*** RECORDS FOR THIS TASK ***

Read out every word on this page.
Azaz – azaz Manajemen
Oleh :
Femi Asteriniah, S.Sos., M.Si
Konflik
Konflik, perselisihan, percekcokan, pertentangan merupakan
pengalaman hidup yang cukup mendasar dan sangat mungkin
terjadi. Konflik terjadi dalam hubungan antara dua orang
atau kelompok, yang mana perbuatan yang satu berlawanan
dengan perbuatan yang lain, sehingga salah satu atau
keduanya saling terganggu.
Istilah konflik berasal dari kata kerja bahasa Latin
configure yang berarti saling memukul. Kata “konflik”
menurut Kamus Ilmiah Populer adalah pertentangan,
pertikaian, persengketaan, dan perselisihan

***
*** RECORDS FOR THIS TASK ***

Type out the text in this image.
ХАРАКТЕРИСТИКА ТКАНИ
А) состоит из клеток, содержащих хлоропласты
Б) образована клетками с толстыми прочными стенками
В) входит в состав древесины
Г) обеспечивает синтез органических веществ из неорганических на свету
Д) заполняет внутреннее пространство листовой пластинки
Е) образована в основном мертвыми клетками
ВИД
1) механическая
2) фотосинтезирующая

***

Above are the entries; count how many of their lines contain the word "saling" and give only that number.

EXERCISE SOLUTION:
2